— START —

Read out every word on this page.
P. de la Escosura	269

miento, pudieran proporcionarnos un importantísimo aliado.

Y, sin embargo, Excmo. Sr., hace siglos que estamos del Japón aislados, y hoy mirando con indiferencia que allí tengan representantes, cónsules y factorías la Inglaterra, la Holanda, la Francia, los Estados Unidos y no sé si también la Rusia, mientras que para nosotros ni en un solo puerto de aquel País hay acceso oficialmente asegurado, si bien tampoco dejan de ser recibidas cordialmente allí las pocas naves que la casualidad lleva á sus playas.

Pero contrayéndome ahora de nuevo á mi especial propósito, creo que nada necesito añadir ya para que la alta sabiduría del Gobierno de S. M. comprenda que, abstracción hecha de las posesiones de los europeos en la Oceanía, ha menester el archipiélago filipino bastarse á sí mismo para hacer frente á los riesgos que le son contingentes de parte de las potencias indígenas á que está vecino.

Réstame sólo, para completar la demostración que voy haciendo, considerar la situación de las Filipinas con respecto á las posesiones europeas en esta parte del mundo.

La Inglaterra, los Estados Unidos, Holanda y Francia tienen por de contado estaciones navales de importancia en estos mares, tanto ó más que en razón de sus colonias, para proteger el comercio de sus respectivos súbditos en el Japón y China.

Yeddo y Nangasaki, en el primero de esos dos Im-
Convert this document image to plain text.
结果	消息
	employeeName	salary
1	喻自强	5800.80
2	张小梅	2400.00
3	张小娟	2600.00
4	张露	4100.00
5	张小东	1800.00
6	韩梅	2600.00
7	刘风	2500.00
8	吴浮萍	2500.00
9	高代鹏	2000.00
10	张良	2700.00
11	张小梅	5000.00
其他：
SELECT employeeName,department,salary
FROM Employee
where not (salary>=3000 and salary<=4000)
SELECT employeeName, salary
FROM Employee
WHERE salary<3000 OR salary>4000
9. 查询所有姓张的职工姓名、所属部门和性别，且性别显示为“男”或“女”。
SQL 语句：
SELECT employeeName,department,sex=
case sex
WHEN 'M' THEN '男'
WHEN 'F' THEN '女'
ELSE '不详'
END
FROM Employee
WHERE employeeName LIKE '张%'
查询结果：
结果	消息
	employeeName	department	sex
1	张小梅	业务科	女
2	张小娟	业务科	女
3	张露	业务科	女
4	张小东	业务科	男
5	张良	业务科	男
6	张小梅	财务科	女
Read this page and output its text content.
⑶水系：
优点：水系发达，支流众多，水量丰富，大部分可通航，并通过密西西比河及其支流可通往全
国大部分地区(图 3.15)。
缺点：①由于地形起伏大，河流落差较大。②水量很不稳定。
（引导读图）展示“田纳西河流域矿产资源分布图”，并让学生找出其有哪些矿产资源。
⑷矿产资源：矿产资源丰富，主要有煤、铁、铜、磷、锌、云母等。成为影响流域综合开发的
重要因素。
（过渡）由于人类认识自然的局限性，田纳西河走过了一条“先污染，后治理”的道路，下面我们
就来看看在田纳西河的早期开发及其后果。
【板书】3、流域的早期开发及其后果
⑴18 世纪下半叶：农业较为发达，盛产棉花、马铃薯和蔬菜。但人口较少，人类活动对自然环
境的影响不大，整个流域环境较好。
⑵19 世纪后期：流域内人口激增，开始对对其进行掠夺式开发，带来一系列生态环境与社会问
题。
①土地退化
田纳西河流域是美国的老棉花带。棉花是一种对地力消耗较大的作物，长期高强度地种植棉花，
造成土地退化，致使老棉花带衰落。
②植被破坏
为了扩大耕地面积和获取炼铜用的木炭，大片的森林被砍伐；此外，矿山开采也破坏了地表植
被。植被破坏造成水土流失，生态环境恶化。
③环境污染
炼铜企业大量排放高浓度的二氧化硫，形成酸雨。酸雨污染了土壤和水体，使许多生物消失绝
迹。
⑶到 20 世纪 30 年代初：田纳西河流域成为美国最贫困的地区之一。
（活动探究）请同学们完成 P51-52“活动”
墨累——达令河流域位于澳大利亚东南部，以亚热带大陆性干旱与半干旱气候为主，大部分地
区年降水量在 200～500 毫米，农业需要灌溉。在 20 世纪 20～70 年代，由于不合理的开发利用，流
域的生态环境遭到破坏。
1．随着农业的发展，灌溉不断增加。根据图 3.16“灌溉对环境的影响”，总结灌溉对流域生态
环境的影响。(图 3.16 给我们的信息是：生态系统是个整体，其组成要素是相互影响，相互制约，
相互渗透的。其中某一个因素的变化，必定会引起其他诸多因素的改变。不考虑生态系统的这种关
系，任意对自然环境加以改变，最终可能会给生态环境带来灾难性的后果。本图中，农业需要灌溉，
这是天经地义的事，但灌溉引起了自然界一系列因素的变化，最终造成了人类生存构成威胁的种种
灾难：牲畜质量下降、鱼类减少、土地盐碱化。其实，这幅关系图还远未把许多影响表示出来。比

— END —

*PROBLEM DETAILS*: Write out every entry above, word for word.

*OUTPUT OF THE TASK*:
Read out every word on this page.
P. de la Escosura	269

miento, pudieran proporcionarnos un importantísimo aliado.

Y, sin embargo, Excmo. Sr., hace siglos que estamos del Japón aislados, y hoy mirando con indiferencia que allí tengan representantes, cónsules y factorías la Inglaterra, la Holanda, la Francia, los Estados Unidos y no sé si también la Rusia, mientras que para nosotros ni en un solo puerto de aquel País hay acceso oficialmente asegurado, si bien tampoco dejan de ser recibidas cordialmente allí las pocas naves que la casualidad lleva á sus playas.

Pero contrayéndome ahora de nuevo á mi especial propósito, creo que nada necesito añadir ya para que la alta sabiduría del Gobierno de S. M. comprenda que, abstracción hecha de las posesiones de los europeos en la Oceanía, ha menester el archipiélago filipino bastarse á sí mismo para hacer frente á los riesgos que le son contingentes de parte de las potencias indígenas á que está vecino.

Réstame sólo, para completar la demostración que voy haciendo, considerar la situación de las Filipinas con respecto á las posesiones europeas en esta parte del mundo.

La Inglaterra, los Estados Unidos, Holanda y Francia tienen por de contado estaciones navales de importancia en estos mares, tanto ó más que en razón de sus colonias, para proteger el comercio de sus respectivos súbditos en el Japón y China.

Yeddo y Nangasaki, en el primero de esos dos Im-
Convert this document image to plain text.
结果	消息
	employeeName	salary
1	喻自强	5800.80
2	张小梅	2400.00
3	张小娟	2600.00
4	张露	4100.00
5	张小东	1800.00
6	韩梅	2600.00
7	刘风	2500.00
8	吴浮萍	2500.00
9	高代鹏	2000.00
10	张良	2700.00
11	张小梅	5000.00
其他：
SELECT employeeName,department,salary
FROM Employee
where not (salary>=3000 and salary<=4000)
SELECT employeeName, salary
FROM Employee
WHERE salary<3000 OR salary>4000
9. 查询所有姓张的职工姓名、所属部门和性别，且性别显示为“男”或“女”。
SQL 语句：
SELECT employeeName,department,sex=
case sex
WHEN 'M' THEN '男'
WHEN 'F' THEN '女'
ELSE '不详'
END
FROM Employee
WHERE employeeName LIKE '张%'
查询结果：
结果	消息
	employeeName	department	sex
1	张小梅	业务科	女
2	张小娟	业务科	女
3	张露	业务科	女
4	张小东	业务科	男
5	张良	业务科	男
6	张小梅	财务科	女
Read this page and output its text content.
⑶水系：
优点：水系发达，支流众多，水量丰富，大部分可通航，并通过密西西比河及其支流可通往全
国大部分地区(图 3.15)。
缺点：①由于地形起伏大，河流落差较大。②水量很不稳定。
（引导读图）展示“田纳西河流域矿产资源分布图”，并让学生找出其有哪些矿产资源。
⑷矿产资源：矿产资源丰富，主要有煤、铁、铜、磷、锌、云母等。成为影响流域综合开发的
重要因素。
（过渡）由于人类认识自然的局限性，田纳西河走过了一条“先污染，后治理”的道路，下面我们
就来看看在田纳西河的早期开发及其后果。
【板书】3、流域的早期开发及其后果
⑴18 世纪下半叶：农业较为发达，盛产棉花、马铃薯和蔬菜。但人口较少，人类活动对自然环
境的影响不大，整个流域环境较好。
⑵19 世纪后期：流域内人口激增，开始对对其进行掠夺式开发，带来一系列生态环境与社会问
题。
①土地退化
田纳西河流域是美国的老棉花带。棉花是一种对地力消耗较大的作物，长期高强度地种植棉花，
造成土地退化，致使老棉花带衰落。
②植被破坏
为了扩大耕地面积和获取炼铜用的木炭，大片的森林被砍伐；此外，矿山开采也破坏了地表植
被。植被破坏造成水土流失，生态环境恶化。
③环境污染
炼铜企业大量排放高浓度的二氧化硫，形成酸雨。酸雨污染了土壤和水体，使许多生物消失绝
迹。
⑶到 20 世纪 30 年代初：田纳西河流域成为美国最贫困的地区之一。
（活动探究）请同学们完成 P51-52“活动”
墨累——达令河流域位于澳大利亚东南部，以亚热带大陆性干旱与半干旱气候为主，大部分地
区年降水量在 200～500 毫米，农业需要灌溉。在 20 世纪 20～70 年代，由于不合理的开发利用，流
域的生态环境遭到破坏。
1．随着农业的发展，灌溉不断增加。根据图 3.16“灌溉对环境的影响”，总结灌溉对流域生态
环境的影响。(图 3.16 给我们的信息是：生态系统是个整体，其组成要素是相互影响，相互制约，
相互渗透的。其中某一个因素的变化，必定会引起其他诸多因素的改变。不考虑生态系统的这种关
系，任意对自然环境加以改变，最终可能会给生态环境带来灾难性的后果。本图中，农业需要灌溉，
这是天经地义的事，但灌溉引起了自然界一系列因素的变化，最终造成了人类生存构成威胁的种种
灾难：牲畜质量下降、鱼类减少、土地盐碱化。其实，这幅关系图还远未把许多影响表示出来。比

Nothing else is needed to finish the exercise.